>> start Data for this task
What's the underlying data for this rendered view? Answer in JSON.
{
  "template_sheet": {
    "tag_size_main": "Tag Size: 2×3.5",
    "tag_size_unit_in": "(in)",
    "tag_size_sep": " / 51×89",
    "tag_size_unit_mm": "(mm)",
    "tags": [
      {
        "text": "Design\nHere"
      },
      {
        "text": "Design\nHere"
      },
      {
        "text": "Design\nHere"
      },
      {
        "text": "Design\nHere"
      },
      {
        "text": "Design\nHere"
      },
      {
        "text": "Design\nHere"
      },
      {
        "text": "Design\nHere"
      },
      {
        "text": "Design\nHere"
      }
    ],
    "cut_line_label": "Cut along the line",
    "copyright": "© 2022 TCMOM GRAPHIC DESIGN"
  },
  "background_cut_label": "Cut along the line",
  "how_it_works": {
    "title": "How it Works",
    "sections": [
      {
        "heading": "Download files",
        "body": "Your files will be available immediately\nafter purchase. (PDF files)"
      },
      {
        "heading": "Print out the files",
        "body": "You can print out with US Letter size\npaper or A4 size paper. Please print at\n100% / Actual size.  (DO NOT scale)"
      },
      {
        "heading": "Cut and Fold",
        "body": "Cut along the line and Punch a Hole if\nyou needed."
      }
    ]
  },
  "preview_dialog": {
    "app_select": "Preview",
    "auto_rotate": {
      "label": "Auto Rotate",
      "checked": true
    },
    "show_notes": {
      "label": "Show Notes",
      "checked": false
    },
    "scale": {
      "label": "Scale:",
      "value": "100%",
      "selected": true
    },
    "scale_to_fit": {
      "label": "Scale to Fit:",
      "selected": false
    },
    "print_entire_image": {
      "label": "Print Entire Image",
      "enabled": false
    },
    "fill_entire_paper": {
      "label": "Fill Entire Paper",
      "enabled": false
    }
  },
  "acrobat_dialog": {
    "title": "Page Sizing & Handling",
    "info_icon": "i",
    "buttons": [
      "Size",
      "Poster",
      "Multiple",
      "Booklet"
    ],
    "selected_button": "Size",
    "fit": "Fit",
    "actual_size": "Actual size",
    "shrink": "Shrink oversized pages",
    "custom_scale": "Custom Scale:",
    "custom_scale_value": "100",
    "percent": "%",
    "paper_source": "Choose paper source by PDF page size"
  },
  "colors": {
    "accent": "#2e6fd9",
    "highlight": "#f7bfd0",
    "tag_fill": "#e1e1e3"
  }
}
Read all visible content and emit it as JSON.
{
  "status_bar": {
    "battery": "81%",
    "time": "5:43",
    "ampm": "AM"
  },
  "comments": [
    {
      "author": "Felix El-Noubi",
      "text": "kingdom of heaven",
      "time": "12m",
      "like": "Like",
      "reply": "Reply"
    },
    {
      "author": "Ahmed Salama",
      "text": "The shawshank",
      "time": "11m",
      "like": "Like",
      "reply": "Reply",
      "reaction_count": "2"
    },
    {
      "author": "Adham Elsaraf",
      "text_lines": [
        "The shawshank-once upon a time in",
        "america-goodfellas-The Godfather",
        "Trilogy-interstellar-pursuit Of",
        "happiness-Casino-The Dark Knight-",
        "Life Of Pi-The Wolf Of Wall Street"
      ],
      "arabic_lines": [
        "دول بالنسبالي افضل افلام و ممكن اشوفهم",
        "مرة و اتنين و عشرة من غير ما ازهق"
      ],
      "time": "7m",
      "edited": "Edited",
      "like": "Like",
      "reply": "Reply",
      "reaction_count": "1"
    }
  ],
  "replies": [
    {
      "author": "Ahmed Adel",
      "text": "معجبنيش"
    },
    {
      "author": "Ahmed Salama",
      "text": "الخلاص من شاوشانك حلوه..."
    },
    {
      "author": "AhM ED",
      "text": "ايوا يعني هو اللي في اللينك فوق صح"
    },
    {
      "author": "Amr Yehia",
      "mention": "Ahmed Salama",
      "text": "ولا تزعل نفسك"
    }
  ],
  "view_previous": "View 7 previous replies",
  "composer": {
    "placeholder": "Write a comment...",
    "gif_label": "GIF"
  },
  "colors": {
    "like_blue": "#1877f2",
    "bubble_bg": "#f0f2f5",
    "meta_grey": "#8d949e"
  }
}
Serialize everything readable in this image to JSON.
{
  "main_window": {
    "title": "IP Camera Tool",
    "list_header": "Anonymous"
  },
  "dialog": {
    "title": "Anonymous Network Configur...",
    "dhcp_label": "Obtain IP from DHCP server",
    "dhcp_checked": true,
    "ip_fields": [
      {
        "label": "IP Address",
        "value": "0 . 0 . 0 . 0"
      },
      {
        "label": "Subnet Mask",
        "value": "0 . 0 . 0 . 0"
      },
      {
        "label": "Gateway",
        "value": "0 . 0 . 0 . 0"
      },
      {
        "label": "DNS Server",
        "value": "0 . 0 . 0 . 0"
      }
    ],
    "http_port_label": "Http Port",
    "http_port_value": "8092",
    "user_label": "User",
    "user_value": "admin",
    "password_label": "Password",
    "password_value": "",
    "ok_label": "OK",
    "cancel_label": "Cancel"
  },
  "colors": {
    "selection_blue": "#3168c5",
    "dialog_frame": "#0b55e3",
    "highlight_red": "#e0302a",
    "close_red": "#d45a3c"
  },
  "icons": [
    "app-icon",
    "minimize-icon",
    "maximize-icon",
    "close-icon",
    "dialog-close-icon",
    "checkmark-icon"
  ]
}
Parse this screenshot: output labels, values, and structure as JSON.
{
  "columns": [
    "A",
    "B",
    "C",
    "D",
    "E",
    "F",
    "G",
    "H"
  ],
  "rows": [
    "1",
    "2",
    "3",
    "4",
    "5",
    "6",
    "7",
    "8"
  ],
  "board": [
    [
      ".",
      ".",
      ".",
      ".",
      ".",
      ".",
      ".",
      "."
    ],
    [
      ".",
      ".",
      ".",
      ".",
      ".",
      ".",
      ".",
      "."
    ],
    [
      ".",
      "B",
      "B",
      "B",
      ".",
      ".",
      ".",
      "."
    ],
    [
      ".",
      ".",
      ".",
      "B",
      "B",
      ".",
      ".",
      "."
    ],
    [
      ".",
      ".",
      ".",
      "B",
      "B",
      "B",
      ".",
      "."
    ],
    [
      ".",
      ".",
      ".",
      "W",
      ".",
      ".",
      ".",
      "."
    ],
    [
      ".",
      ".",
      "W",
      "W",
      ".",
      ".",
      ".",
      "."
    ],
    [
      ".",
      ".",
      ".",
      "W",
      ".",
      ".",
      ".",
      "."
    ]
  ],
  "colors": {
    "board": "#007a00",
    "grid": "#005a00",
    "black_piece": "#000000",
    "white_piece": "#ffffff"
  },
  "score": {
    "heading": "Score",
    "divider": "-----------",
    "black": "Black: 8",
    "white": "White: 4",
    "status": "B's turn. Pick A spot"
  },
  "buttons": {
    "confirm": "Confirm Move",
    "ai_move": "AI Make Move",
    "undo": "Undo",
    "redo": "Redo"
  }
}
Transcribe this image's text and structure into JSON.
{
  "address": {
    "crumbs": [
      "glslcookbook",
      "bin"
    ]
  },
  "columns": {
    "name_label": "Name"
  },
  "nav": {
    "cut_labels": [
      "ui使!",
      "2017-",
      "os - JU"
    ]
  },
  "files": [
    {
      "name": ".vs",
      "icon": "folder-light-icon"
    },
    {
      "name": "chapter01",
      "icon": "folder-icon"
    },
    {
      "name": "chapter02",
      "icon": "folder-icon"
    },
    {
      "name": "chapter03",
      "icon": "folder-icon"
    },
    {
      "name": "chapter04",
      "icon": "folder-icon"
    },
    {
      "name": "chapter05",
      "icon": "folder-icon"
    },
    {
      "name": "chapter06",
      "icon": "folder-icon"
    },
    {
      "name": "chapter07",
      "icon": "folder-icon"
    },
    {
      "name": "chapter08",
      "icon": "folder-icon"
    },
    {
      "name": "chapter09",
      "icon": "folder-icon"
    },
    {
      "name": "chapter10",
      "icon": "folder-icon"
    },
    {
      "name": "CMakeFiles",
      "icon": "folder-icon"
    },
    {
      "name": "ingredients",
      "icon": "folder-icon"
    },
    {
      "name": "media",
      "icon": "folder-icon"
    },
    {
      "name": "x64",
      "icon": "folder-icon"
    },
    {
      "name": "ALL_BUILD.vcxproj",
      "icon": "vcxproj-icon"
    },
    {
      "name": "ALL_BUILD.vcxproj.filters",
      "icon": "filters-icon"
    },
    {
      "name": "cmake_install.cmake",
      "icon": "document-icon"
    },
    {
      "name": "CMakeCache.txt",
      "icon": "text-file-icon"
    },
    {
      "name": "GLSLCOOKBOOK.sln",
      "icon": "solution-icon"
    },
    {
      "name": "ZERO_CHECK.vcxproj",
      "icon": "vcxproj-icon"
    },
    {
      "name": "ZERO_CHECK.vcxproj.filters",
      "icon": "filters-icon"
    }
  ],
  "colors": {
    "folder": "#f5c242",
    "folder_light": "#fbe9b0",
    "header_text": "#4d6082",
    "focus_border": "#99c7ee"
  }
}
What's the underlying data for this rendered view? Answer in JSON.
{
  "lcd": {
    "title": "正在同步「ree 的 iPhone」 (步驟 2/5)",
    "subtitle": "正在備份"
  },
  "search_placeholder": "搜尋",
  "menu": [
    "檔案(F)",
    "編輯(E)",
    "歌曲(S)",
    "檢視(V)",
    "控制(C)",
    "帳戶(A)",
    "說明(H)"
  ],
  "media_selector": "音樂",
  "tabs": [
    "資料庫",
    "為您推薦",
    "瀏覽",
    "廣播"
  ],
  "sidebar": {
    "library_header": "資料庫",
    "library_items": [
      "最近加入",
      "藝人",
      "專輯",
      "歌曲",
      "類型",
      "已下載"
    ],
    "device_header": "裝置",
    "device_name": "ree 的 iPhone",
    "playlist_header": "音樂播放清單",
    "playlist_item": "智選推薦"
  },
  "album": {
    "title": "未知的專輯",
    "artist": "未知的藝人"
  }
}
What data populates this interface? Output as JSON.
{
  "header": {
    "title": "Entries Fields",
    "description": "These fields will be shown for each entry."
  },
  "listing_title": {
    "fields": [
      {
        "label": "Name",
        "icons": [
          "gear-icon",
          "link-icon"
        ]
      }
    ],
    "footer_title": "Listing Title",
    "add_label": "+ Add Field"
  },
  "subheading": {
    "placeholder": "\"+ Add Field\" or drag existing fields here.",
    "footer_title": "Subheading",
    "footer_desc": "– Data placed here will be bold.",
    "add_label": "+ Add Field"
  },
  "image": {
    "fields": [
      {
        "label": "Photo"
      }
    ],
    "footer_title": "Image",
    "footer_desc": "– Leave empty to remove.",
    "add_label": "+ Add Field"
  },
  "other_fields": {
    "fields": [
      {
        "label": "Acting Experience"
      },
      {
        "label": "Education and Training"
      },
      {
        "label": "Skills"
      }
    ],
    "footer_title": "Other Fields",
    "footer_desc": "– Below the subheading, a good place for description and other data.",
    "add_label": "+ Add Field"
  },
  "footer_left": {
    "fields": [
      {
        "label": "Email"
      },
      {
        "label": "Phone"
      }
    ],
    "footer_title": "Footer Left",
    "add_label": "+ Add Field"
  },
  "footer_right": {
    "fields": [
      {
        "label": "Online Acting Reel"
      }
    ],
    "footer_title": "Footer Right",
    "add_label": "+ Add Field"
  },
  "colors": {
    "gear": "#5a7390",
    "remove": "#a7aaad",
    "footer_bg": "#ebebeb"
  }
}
>> end Data for this task
Go through the preceding material and copy each line that has the word "remove".

    "footer_desc": "– Leave empty to remove.",
    "remove": "#a7aaad",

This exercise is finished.